== PROVIDED MATERIAL ==
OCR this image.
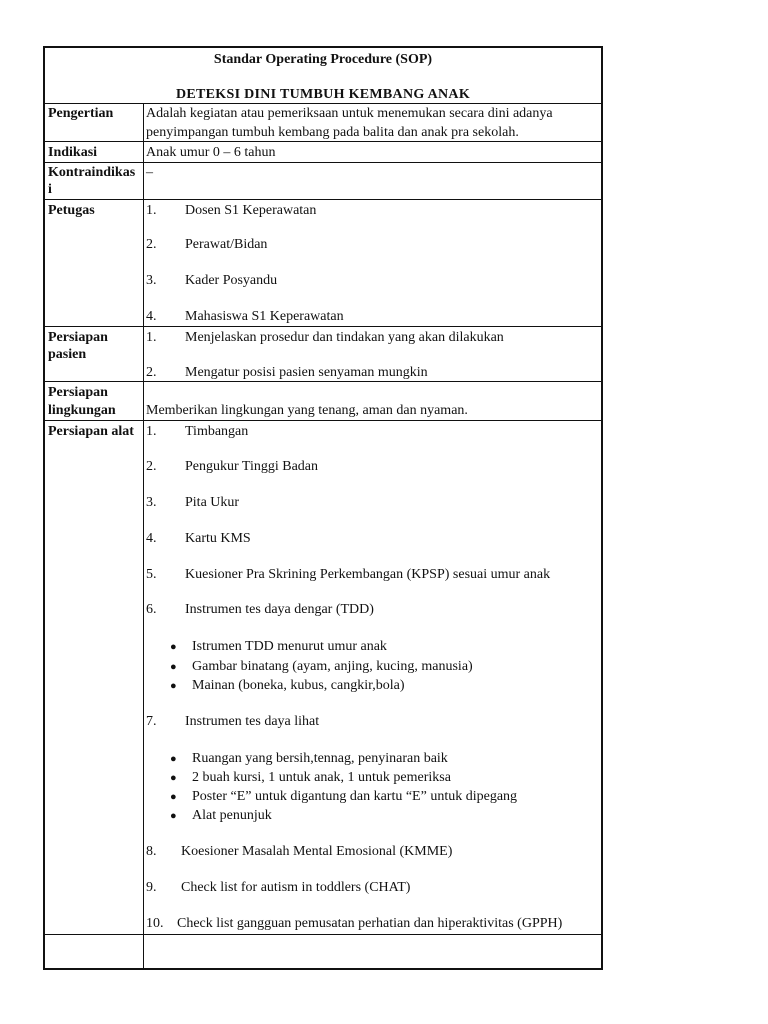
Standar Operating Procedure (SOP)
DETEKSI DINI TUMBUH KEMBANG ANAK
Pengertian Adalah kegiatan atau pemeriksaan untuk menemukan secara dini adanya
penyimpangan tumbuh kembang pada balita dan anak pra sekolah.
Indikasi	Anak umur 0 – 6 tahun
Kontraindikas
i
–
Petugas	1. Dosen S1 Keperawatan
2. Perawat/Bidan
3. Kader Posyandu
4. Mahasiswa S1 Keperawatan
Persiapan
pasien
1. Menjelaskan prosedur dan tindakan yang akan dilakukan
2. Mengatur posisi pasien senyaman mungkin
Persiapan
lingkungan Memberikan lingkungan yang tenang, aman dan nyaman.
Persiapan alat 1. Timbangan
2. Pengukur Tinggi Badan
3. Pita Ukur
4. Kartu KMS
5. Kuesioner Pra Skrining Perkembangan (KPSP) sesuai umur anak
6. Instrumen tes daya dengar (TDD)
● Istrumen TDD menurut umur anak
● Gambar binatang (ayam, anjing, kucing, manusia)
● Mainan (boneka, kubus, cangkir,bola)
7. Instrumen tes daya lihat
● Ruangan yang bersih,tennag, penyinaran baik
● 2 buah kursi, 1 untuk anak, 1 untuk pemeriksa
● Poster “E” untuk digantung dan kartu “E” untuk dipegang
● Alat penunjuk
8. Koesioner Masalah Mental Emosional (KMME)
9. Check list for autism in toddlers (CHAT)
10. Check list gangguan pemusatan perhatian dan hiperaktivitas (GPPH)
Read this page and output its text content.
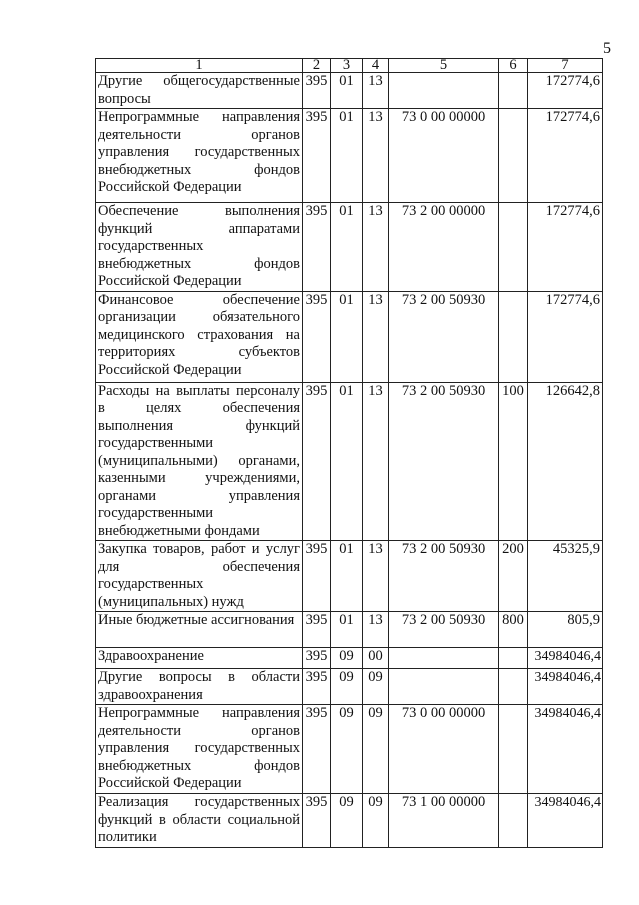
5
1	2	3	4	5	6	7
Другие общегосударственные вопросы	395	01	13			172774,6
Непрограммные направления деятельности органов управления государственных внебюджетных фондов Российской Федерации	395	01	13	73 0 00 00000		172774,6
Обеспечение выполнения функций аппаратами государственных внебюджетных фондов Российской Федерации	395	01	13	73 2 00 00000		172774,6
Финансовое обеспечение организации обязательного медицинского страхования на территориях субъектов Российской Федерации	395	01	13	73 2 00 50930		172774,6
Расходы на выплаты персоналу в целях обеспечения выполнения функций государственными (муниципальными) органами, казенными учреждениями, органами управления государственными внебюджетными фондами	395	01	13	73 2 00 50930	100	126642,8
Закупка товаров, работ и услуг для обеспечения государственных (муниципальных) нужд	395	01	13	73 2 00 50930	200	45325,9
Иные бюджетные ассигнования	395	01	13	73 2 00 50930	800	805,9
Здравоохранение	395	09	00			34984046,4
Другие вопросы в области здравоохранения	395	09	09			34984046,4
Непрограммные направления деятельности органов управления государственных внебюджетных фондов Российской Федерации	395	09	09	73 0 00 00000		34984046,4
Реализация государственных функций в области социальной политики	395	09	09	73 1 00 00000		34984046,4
===
Provide the number of lines containing the string "деятельности", with no other output.

2